Task details
Check each line for the word "HeroSectionSecond" and report how many have it. Give nothing else.

[Entries taken from a collection]
- - -

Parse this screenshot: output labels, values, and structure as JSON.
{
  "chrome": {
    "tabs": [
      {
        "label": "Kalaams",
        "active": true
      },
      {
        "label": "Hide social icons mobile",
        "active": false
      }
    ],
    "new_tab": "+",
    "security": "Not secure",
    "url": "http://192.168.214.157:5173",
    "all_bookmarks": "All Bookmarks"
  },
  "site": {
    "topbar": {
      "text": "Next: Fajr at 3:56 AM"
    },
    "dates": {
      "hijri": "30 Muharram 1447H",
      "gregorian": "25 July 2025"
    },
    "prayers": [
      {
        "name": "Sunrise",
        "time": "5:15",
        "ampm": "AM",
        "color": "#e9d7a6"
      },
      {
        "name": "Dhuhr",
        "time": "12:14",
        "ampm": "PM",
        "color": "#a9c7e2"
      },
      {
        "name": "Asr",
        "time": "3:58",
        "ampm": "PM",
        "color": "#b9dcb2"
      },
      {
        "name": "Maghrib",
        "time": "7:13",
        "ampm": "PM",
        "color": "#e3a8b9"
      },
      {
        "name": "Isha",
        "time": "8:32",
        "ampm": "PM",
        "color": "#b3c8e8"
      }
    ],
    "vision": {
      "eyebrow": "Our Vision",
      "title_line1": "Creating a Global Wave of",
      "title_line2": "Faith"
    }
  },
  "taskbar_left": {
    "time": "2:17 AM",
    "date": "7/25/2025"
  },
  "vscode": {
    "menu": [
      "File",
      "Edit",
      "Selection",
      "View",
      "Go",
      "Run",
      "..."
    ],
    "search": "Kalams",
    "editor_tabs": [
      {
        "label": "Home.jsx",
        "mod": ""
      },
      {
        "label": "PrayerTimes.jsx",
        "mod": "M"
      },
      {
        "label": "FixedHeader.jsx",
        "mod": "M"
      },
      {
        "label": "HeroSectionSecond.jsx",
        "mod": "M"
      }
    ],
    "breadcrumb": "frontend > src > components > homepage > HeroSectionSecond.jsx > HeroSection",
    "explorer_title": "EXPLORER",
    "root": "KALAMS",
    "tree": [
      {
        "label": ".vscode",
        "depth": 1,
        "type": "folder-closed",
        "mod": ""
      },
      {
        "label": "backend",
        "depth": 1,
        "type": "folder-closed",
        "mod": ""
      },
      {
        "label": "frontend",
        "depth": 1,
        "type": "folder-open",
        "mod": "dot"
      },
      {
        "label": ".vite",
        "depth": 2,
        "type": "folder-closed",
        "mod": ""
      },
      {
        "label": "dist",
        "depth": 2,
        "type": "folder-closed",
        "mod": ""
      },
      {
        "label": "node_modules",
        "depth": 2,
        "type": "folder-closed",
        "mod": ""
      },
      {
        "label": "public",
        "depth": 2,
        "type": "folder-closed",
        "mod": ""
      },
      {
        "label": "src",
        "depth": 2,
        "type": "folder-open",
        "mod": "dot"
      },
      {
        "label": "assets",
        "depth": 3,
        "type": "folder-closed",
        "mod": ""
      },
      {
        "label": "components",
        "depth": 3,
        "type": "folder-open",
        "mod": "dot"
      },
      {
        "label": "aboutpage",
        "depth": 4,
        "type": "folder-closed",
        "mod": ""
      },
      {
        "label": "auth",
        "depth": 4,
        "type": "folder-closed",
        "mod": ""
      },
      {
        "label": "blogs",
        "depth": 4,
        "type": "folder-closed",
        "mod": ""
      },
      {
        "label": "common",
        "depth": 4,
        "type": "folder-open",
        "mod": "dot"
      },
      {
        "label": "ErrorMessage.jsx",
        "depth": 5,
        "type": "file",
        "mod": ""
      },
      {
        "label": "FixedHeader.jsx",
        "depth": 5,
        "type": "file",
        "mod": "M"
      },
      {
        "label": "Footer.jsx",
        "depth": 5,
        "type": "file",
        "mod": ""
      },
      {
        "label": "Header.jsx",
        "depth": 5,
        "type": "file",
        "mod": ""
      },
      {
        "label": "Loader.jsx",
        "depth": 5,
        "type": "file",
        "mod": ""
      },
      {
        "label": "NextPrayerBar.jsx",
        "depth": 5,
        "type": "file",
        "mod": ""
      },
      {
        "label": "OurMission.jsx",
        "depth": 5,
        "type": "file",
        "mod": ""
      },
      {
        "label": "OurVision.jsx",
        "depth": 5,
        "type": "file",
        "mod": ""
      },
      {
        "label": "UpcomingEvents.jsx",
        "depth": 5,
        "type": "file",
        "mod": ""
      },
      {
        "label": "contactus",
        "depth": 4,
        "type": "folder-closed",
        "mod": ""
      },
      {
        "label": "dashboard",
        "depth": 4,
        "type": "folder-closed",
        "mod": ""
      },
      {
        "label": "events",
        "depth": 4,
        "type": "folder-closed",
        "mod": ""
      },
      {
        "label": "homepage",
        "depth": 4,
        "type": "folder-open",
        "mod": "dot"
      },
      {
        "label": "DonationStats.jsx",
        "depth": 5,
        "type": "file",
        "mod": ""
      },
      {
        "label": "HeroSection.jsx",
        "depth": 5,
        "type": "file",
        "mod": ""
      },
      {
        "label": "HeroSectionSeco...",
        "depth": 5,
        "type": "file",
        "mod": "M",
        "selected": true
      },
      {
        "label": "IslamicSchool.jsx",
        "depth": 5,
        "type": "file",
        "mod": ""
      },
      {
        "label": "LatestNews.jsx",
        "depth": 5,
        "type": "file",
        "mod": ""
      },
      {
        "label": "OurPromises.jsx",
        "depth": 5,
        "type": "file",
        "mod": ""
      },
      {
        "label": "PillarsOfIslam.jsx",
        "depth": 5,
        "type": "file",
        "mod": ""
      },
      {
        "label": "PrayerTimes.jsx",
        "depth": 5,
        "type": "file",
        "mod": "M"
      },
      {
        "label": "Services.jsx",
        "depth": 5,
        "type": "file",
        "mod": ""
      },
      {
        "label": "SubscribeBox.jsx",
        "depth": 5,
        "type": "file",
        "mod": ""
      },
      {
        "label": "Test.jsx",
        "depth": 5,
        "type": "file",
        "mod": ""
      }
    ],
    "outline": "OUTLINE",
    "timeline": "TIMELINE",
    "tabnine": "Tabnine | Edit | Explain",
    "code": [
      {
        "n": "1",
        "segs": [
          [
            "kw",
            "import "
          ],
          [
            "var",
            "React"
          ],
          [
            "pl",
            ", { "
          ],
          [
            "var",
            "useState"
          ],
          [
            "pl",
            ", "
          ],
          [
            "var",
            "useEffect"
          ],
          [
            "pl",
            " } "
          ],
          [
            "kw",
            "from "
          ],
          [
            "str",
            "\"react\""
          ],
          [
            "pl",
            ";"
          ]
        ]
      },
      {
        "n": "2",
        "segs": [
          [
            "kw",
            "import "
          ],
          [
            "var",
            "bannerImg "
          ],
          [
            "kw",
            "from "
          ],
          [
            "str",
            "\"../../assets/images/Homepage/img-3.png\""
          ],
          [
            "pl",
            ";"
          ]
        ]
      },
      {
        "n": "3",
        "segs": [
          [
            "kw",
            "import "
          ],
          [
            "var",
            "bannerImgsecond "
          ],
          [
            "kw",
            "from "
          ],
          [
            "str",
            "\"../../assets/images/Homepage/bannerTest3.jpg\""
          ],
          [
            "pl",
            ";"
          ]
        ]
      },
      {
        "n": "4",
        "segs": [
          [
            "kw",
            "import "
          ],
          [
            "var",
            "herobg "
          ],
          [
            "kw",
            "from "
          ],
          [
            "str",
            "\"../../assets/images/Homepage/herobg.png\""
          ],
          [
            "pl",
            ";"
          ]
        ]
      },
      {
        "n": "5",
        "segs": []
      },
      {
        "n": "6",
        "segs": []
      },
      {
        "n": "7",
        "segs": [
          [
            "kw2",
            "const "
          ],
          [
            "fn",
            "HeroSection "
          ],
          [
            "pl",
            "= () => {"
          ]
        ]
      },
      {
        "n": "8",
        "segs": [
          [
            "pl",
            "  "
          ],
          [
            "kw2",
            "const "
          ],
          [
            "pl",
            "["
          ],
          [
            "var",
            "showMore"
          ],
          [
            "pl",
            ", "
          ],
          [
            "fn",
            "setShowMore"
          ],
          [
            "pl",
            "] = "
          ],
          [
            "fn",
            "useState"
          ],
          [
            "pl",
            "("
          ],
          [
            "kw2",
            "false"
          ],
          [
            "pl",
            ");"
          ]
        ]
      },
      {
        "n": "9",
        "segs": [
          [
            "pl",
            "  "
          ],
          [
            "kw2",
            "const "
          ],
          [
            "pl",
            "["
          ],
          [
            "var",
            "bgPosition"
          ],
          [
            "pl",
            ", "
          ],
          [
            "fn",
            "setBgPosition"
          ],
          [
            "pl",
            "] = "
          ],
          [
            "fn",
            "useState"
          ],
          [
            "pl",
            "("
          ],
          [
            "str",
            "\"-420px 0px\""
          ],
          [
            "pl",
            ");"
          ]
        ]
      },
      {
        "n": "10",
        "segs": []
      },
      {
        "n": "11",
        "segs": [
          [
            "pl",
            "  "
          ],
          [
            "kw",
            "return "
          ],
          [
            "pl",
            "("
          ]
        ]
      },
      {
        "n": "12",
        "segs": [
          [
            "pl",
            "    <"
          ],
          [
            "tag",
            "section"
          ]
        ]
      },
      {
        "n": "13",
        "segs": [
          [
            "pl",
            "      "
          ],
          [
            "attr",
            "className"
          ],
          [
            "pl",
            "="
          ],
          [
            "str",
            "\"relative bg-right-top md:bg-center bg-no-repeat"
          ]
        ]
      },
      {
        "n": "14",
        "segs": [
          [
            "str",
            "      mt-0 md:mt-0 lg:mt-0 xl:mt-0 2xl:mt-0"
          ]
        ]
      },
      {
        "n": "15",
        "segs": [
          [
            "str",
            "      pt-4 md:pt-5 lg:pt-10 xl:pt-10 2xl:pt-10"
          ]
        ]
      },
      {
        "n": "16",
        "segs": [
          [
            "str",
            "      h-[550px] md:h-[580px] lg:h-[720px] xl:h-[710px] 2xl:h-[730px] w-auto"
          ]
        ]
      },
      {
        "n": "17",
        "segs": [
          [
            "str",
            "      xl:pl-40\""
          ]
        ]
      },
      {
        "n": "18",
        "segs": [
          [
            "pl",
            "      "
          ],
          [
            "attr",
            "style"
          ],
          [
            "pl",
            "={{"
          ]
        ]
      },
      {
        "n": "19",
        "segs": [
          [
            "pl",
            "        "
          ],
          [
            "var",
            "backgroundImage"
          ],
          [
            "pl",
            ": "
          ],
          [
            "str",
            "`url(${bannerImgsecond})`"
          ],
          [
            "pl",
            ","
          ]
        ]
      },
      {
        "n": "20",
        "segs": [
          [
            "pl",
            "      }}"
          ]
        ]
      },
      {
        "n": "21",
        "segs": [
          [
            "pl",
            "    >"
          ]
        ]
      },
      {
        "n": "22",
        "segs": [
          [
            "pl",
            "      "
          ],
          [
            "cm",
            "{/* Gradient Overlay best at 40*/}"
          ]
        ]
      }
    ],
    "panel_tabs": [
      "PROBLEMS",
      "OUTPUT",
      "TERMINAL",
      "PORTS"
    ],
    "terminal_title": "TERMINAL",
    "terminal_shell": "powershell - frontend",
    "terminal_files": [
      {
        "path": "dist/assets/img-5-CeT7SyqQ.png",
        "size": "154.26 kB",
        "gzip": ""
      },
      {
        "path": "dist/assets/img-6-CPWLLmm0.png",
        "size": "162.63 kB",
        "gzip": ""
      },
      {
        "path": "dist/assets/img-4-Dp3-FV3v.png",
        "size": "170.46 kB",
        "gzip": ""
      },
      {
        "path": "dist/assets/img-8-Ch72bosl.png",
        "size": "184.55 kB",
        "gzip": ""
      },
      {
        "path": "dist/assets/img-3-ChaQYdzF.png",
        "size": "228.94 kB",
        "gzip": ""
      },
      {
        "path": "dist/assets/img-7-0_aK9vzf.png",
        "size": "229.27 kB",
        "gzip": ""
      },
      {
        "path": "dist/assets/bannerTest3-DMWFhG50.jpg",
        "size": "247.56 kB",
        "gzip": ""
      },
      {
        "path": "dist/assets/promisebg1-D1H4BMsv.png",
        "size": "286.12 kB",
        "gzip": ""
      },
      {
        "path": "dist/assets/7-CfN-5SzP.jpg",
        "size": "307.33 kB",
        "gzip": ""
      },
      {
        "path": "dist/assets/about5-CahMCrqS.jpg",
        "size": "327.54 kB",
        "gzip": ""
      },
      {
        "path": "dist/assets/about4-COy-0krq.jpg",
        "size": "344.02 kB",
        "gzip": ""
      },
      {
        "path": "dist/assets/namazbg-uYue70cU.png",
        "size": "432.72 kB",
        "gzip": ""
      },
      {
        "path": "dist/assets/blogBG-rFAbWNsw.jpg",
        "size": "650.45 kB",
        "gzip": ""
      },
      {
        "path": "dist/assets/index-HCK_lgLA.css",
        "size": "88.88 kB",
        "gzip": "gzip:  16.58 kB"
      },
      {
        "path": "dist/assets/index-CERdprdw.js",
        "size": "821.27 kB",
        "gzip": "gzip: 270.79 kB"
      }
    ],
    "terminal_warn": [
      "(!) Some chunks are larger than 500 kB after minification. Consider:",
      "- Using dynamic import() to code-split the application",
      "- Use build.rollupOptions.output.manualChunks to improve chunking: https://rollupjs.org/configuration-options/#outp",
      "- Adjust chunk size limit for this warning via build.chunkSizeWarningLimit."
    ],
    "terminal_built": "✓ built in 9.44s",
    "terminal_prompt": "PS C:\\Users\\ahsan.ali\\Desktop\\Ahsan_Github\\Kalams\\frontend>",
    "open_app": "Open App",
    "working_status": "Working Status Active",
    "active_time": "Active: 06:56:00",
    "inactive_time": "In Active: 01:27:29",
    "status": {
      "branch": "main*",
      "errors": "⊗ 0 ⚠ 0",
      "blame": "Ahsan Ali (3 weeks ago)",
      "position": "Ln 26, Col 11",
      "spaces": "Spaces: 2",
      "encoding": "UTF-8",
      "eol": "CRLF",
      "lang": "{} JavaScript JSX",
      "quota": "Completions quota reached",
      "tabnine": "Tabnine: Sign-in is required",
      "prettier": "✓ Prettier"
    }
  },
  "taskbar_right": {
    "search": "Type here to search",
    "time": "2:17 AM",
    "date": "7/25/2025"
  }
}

- - -

Written response
2